--- START Material shown ---
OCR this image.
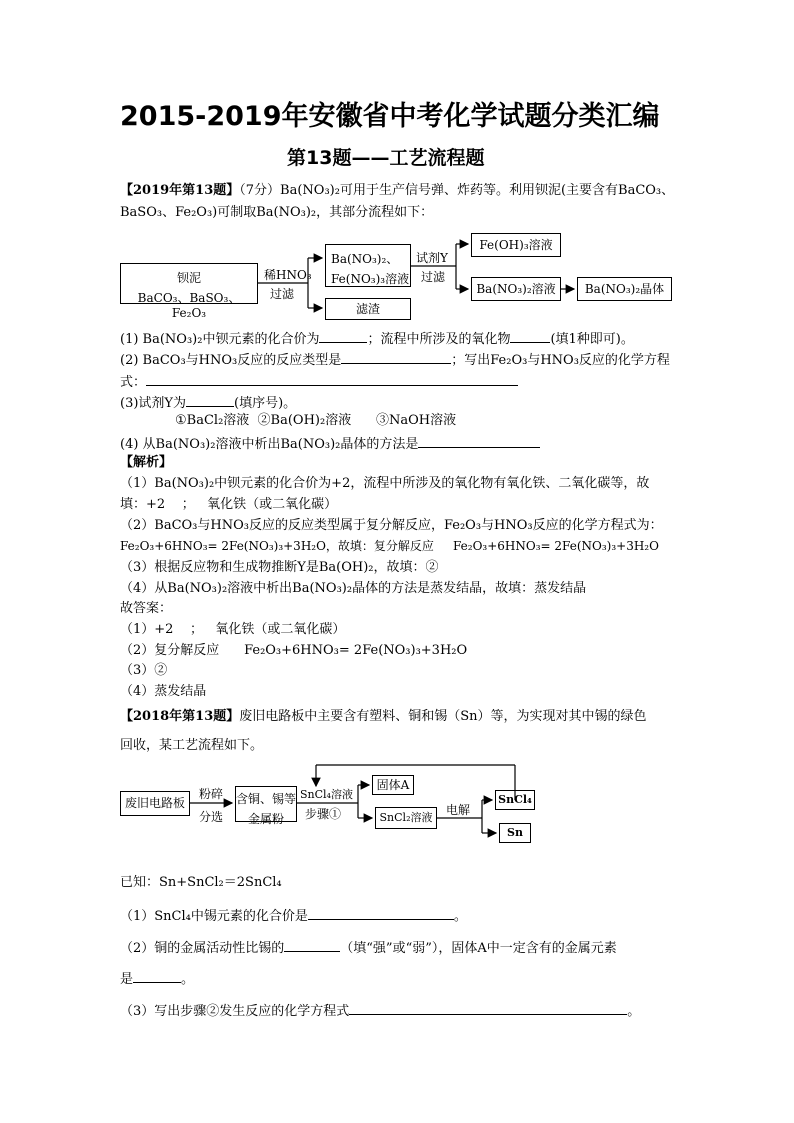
2015-2019年安徽省中考化学试题分类汇编
第13题——工艺流程题
【2019年第13题】（7分）Ba(NO₃)₂可用于生产信号弹、炸药等。利用钡泥(主要含有BaCO₃、
BaSO₃、Fe₂O₃)可制取Ba(NO₃)₂，其部分流程如下：
钡泥
BaCO₃、BaSO₃、Fe₂O₃
稀HNO₃
过滤
Ba(NO₃)₂、
Fe(NO₃)₃溶液
滤渣
试剂Y
过滤
Fe(OH)₃溶液
Ba(NO₃)₂溶液	Ba(NO₃)₂晶体
(1) Ba(NO₃)₂中钡元素的化合价为	；流程中所涉及的氧化物	(填1种即可)。
(2) BaCO₃与HNO₃反应的反应类型是	；写出Fe₂O₃与HNO₃反应的化学方程
式：
(3)试剂Y为	(填序号)。
①BaCl₂溶液  ②Ba(OH)₂溶液      ③NaOH溶液
(4) 从Ba(NO₃)₂溶液中析出Ba(NO₃)₂晶体的方法是
【解析】
（1）Ba(NO₃)₂中钡元素的化合价为+2，流程中所涉及的氧化物有氧化铁、二氧化碳等，故
填：+2    ；   氧化铁（或二氧化碳）
（2）BaCO₃与HNO₃反应的反应类型属于复分解反应，Fe₂O₃与HNO₃反应的化学方程式为：
Fe₂O₃+6HNO₃= 2Fe(NO₃)₃+3H₂O，故填：复分解反应     Fe₂O₃+6HNO₃= 2Fe(NO₃)₃+3H₂O
（3）根据反应物和生成物推断Y是Ba(OH)₂，故填：②
（4）从Ba(NO₃)₂溶液中析出Ba(NO₃)₂晶体的方法是蒸发结晶，故填：蒸发结晶
故答案：
（1）+2    ；   氧化铁（或二氧化碳）
（2）复分解反应      Fe₂O₃+6HNO₃= 2Fe(NO₃)₃+3H₂O
（3）②
（4）蒸发结晶
【2018年第13题】废旧电路板中主要含有塑料、铜和锡（Sn）等，为实现对其中锡的绿色
回收，某工艺流程如下。
废旧电路板
粉碎
分选
含铜、锡等
金属粉
SnCl₄溶液
步骤①
固体A
SnCl₂溶液
电解
SnCl₄
Sn
已知：Sn+SnCl₂＝2SnCl₄
（1）SnCl₄中锡元素的化合价是	。
（2）铜的金属活动性比锡的	（填“强”或“弱”），固体A中一定含有的金属元素
是	。
（3）写出步骤②发生反应的化学方程式	。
--- END Material shown ---
### Task objective
Return only the count of lines in the records that hold the word "BaSO₃".

### Solution to this problem
2